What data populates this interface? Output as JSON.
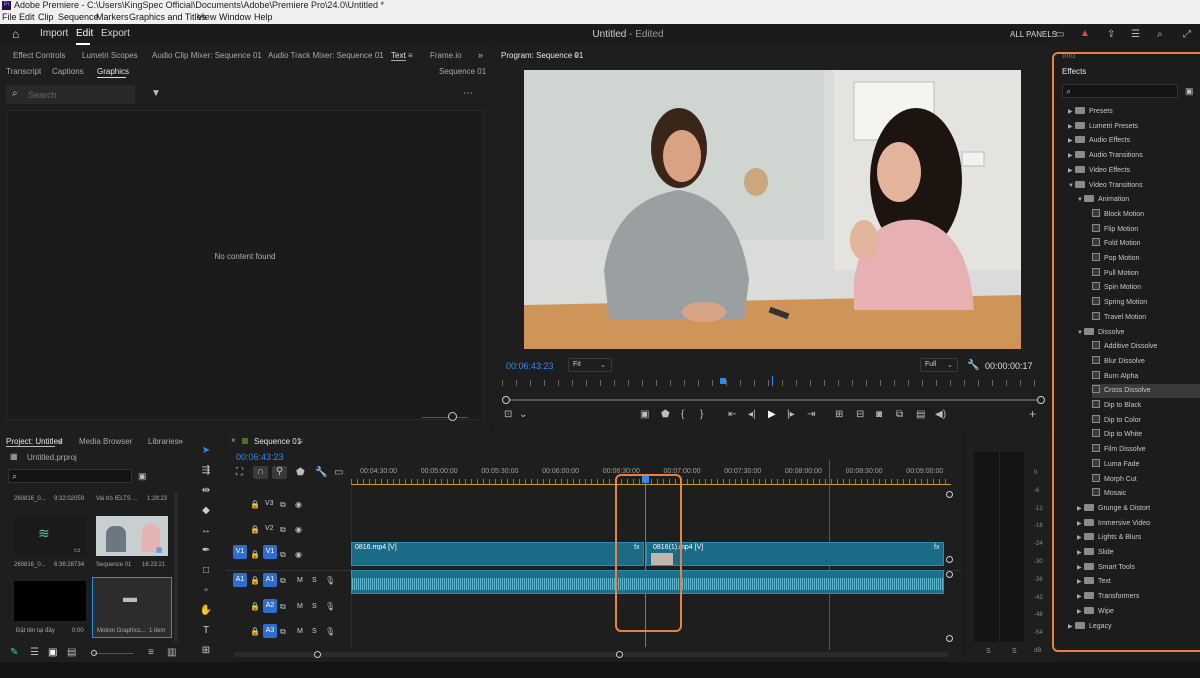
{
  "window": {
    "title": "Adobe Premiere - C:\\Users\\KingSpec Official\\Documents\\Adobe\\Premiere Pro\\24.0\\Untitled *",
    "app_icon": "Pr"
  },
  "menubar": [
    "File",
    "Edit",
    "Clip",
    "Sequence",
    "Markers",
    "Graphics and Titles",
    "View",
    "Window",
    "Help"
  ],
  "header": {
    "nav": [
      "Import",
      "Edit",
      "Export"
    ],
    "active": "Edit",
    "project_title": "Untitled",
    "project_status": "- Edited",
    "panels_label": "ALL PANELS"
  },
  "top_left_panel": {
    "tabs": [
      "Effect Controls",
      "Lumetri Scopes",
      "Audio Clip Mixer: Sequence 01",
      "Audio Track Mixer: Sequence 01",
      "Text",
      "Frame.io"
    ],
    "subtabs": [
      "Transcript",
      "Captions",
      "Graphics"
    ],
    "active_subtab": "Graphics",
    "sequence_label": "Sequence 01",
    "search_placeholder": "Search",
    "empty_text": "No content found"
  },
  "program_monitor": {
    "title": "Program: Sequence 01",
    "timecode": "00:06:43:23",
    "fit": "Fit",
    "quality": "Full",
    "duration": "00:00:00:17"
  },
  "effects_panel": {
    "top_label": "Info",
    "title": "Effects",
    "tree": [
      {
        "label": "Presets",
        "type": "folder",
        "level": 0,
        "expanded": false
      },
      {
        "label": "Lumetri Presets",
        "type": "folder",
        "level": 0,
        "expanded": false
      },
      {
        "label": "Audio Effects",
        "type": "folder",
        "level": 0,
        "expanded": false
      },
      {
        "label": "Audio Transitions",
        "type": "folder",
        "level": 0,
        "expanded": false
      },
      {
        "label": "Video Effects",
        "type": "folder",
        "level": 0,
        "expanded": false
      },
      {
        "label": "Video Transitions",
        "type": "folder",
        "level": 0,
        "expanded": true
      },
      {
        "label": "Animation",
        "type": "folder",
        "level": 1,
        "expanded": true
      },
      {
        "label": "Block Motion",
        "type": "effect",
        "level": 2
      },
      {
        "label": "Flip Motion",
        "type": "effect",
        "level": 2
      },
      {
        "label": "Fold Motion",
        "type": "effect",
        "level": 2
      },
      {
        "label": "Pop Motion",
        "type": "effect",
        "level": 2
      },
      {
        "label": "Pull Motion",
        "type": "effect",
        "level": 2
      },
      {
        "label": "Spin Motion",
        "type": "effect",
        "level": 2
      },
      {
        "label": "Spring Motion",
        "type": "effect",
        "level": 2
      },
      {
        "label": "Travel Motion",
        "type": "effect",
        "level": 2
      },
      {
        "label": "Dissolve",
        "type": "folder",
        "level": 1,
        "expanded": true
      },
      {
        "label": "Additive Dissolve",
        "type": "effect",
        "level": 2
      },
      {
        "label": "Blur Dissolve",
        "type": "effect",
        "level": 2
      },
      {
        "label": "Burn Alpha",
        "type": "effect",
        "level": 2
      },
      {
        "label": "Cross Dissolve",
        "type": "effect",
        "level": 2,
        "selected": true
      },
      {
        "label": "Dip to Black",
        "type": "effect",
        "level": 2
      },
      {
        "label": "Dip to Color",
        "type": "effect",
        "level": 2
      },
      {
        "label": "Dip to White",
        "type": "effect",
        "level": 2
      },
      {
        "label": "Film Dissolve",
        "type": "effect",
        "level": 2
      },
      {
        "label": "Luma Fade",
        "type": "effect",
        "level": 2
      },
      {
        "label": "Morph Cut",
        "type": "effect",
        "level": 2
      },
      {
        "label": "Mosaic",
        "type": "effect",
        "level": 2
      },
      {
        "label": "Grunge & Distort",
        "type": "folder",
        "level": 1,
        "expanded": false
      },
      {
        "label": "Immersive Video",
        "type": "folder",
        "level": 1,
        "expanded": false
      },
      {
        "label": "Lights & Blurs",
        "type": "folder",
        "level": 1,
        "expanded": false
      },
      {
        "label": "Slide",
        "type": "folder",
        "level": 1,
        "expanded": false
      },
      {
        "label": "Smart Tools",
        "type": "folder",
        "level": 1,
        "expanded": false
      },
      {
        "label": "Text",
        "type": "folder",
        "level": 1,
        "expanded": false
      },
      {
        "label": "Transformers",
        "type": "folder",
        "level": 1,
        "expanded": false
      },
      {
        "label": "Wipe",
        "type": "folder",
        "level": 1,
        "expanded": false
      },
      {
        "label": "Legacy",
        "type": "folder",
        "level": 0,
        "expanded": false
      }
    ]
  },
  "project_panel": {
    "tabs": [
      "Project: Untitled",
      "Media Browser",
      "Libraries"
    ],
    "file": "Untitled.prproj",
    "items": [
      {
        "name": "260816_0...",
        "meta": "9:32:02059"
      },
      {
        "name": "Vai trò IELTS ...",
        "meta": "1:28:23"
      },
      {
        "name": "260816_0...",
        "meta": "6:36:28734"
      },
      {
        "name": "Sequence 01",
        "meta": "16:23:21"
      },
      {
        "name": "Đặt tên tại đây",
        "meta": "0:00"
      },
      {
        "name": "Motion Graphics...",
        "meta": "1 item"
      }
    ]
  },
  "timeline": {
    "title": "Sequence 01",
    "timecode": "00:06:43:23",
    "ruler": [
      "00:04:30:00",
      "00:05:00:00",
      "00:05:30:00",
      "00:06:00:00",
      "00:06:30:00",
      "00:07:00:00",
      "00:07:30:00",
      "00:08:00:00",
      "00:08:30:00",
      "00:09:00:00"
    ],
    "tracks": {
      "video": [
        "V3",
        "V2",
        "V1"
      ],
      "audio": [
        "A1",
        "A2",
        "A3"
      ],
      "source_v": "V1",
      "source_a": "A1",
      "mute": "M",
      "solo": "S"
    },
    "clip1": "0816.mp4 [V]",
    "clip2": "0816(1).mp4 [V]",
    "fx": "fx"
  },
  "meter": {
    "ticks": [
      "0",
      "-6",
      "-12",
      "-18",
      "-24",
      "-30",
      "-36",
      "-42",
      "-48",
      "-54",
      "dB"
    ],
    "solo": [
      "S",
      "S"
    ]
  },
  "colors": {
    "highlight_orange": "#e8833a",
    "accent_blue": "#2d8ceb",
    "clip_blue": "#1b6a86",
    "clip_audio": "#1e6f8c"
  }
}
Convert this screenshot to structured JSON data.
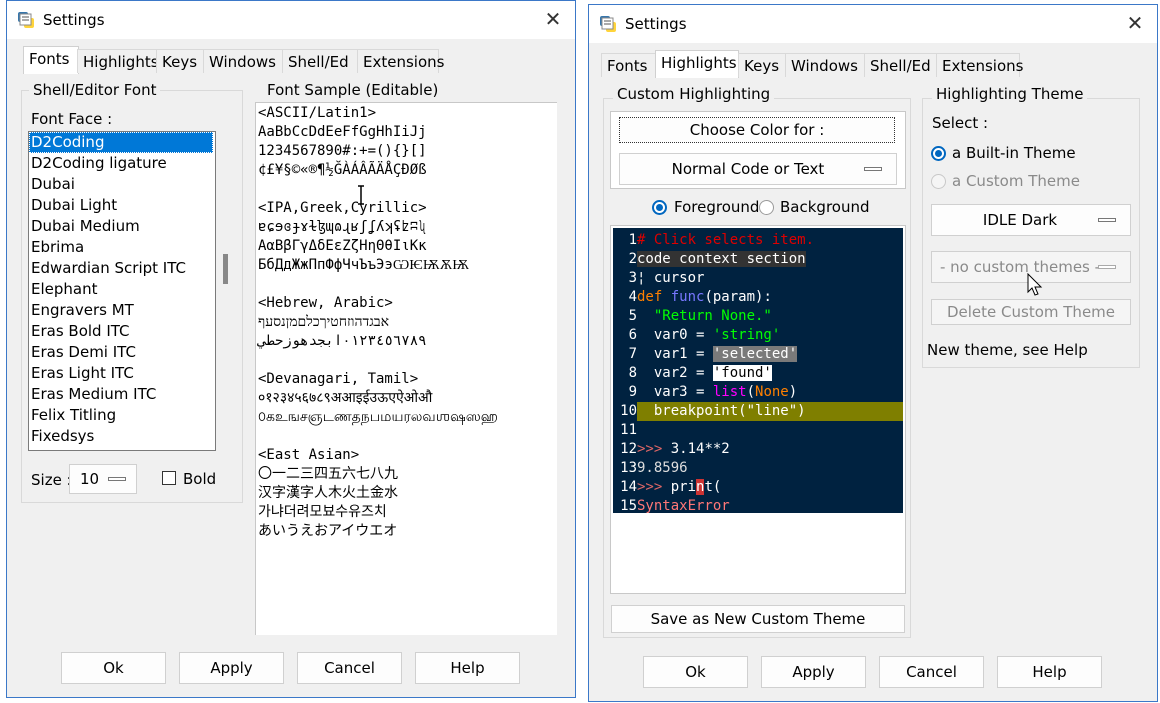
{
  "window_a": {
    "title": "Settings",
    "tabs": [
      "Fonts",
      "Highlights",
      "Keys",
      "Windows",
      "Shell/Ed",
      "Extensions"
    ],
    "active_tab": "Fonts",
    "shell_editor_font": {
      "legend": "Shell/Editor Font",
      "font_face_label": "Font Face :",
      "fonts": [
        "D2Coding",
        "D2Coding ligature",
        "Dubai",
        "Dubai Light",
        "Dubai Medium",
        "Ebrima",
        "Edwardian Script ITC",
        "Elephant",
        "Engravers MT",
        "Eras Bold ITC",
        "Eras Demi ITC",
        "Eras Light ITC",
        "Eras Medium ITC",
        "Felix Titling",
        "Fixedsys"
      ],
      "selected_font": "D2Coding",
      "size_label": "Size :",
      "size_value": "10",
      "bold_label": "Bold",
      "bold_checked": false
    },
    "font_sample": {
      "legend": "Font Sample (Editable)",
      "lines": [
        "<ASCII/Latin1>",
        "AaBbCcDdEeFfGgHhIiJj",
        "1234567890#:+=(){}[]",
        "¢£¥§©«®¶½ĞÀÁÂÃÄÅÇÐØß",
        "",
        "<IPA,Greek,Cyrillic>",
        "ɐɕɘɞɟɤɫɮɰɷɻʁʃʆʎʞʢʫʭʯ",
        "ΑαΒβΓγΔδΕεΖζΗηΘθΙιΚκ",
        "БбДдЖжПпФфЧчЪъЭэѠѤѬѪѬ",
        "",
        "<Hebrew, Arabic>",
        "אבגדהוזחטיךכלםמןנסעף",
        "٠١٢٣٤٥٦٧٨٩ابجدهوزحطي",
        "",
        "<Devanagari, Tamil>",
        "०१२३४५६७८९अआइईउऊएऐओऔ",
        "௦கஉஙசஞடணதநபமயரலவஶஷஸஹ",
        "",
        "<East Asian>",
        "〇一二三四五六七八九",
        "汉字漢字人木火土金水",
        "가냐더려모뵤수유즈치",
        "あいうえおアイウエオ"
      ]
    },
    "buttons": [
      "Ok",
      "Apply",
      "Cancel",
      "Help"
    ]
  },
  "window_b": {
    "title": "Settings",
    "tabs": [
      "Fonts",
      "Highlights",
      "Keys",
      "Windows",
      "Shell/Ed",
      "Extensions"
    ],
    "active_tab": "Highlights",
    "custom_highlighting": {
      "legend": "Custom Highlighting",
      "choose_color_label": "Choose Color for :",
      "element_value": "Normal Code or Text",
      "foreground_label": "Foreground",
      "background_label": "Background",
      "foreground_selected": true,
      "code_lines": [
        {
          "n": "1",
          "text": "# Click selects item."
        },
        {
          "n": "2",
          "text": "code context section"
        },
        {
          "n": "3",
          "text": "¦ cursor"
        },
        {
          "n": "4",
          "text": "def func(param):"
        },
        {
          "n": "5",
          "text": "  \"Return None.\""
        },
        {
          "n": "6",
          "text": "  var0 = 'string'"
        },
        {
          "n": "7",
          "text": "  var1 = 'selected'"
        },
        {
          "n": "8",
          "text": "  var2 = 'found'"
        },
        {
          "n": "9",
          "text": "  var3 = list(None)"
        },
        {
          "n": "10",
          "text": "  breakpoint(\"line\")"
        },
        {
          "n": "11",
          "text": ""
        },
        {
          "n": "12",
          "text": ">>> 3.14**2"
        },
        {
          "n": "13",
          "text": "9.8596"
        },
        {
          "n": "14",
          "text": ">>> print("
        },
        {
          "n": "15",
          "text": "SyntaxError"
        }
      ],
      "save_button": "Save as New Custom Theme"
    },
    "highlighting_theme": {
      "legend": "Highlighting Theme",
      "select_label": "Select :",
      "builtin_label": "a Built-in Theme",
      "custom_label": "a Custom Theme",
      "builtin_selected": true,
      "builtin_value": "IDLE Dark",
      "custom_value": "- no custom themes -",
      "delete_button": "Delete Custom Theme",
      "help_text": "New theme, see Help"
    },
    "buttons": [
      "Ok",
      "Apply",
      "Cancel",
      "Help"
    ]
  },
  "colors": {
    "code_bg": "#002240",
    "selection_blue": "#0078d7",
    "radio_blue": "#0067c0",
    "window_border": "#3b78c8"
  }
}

What you are asked to do: Locate the lines above that hold the word "Help". Show every one of them.

Worked answer:
    "Help"
      "Help"
      "help_text": "New theme, see Help"
      "Help"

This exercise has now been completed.